Your objective:
Pull every line holding the string "However" from the records below.

Data entries:
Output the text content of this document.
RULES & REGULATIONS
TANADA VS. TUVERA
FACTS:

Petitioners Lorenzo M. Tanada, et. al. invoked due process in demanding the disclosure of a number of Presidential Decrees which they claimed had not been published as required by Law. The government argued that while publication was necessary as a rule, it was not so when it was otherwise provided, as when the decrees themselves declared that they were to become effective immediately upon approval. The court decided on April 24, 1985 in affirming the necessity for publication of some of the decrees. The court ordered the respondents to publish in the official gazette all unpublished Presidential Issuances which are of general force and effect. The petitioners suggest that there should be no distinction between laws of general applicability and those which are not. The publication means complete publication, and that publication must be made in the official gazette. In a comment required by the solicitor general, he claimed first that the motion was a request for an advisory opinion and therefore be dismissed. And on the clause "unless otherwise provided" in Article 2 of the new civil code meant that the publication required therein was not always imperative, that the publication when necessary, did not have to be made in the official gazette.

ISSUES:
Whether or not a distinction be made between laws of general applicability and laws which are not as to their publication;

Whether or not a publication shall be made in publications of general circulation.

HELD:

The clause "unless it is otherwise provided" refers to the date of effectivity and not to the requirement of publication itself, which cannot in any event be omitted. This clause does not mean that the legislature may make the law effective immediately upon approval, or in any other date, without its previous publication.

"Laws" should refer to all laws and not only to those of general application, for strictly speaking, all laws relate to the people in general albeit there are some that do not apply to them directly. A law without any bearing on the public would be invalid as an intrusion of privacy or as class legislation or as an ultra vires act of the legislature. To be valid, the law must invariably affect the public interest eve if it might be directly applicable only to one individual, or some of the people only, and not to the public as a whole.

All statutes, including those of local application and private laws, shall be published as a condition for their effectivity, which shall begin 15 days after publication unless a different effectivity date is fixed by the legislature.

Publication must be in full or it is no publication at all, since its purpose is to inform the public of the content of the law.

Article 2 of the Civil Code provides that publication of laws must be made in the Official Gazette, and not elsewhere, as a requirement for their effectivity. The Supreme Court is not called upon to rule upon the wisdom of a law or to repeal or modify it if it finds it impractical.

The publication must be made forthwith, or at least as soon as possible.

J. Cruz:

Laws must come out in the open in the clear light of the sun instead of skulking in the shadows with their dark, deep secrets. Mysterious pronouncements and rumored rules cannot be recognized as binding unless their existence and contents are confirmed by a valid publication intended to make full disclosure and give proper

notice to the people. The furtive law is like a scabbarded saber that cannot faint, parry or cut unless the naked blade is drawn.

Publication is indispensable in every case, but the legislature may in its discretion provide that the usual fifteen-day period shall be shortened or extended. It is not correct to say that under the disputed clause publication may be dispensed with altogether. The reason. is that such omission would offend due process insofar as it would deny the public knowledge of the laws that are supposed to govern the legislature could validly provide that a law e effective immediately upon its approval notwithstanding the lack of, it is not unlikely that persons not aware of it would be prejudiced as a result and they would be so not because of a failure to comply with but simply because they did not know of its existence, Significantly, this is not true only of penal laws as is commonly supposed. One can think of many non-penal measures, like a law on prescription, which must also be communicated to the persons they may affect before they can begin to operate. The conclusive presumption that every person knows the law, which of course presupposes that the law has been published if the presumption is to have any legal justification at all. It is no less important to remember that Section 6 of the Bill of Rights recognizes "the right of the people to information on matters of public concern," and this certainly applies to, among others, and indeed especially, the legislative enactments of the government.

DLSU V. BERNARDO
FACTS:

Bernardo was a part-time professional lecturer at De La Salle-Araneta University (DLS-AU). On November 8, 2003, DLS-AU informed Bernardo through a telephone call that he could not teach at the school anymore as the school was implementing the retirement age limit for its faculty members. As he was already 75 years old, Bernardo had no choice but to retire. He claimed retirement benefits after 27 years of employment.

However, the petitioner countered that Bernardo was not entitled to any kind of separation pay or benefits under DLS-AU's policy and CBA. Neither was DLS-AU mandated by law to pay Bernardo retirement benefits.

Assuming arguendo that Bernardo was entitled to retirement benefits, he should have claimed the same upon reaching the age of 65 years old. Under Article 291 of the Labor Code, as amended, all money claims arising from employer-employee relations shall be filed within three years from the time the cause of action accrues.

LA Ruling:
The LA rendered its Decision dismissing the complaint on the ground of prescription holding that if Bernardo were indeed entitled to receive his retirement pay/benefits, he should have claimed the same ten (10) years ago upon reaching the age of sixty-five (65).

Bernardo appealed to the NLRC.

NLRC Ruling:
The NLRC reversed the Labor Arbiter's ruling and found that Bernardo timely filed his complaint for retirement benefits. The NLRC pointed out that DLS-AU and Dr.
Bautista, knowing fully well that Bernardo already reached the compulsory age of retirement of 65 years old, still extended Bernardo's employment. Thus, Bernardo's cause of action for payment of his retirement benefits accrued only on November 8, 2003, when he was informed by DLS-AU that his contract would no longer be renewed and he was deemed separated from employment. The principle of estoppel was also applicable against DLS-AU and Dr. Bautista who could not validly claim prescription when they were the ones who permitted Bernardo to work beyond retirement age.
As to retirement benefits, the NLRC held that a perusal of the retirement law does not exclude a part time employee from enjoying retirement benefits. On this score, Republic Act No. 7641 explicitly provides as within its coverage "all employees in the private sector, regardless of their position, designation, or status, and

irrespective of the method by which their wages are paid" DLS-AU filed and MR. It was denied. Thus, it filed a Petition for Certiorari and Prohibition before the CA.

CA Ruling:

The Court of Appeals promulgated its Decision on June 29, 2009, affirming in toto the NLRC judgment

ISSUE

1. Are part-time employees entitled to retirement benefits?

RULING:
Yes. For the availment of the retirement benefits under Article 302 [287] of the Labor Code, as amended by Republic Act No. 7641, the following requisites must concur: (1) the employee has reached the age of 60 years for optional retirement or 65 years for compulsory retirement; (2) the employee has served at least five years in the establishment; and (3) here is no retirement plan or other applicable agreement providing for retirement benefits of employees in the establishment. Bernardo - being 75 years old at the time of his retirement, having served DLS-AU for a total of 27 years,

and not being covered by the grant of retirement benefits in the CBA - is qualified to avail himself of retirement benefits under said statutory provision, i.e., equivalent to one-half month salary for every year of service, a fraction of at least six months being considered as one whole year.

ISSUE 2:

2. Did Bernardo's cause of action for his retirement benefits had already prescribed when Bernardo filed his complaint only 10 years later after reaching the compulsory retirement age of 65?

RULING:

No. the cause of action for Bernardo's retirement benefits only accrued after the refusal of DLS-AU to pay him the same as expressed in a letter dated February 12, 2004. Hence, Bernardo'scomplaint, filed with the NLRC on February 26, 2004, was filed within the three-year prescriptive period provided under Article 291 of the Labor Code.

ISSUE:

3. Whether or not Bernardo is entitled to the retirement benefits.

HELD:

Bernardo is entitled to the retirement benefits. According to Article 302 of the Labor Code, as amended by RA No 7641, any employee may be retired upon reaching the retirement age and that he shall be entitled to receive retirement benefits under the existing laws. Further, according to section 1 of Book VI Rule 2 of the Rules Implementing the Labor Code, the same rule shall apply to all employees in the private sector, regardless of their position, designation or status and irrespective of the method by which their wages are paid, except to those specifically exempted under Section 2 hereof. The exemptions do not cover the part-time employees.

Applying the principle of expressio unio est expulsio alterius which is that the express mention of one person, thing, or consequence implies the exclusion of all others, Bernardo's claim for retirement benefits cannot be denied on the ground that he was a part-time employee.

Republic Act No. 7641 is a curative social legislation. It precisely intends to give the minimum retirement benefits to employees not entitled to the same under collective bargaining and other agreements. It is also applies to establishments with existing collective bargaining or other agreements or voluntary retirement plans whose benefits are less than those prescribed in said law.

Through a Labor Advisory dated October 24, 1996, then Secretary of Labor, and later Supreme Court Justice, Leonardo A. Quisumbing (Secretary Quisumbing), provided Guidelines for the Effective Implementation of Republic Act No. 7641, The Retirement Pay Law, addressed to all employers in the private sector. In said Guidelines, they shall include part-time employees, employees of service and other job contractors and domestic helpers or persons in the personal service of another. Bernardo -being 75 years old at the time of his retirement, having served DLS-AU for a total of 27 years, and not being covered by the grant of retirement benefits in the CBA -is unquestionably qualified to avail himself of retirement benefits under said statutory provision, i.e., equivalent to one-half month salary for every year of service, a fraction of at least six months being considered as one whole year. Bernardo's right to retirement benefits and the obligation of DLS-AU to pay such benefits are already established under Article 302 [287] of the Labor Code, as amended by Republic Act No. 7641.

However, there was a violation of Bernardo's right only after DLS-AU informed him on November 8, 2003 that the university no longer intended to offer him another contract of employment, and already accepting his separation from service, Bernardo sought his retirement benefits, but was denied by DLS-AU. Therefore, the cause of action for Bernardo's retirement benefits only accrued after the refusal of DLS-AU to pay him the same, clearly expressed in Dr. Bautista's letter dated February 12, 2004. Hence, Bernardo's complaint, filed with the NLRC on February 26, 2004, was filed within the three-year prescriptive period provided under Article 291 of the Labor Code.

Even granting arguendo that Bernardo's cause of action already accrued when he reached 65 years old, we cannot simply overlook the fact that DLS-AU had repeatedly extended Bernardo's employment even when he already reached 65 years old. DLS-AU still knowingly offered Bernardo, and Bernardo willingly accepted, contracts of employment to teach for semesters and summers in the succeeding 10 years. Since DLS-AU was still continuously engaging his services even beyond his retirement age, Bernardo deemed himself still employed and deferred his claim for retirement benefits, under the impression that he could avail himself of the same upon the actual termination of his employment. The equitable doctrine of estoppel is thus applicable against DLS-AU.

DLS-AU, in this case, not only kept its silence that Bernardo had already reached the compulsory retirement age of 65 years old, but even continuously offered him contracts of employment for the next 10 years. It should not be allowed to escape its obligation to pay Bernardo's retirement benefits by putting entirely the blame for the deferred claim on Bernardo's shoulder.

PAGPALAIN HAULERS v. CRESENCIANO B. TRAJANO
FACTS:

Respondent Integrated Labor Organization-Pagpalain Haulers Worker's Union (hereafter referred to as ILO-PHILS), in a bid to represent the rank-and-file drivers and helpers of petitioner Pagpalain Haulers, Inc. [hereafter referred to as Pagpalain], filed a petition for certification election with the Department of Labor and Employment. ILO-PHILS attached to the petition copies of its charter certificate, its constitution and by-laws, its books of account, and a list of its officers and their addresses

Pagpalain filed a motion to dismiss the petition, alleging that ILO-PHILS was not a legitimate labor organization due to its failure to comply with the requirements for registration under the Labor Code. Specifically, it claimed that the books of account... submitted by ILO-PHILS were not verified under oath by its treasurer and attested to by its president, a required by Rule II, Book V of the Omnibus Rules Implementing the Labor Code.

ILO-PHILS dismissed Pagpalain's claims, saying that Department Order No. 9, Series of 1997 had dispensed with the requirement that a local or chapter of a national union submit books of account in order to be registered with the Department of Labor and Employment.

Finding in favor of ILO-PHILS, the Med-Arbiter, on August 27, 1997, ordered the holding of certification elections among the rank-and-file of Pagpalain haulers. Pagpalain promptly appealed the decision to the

Result:
However, the petitioner countered that Bernardo was not entitled to any kind of separation pay or benefits under DLS-AU's policy and CBA. Neither was DLS-AU mandated by law to pay Bernardo retirement benefits.
However, there was a violation of Bernardo's right only after DLS-AU informed him on November 8, 2003 that the university no longer intended to offer him another contract of employment, and already accepting his separation from service, Bernardo sought his retirement benefits, but was denied by DLS-AU. Therefore, the cause of action for Bernardo's retirement benefits only accrued after the refusal of DLS-AU to pay him the same, clearly expressed in Dr. Bautista's letter dated February 12, 2004. Hence, Bernardo's complaint, filed with the NLRC on February 26, 2004, was filed within the three-year prescriptive period provided under Article 291 of the Labor Code.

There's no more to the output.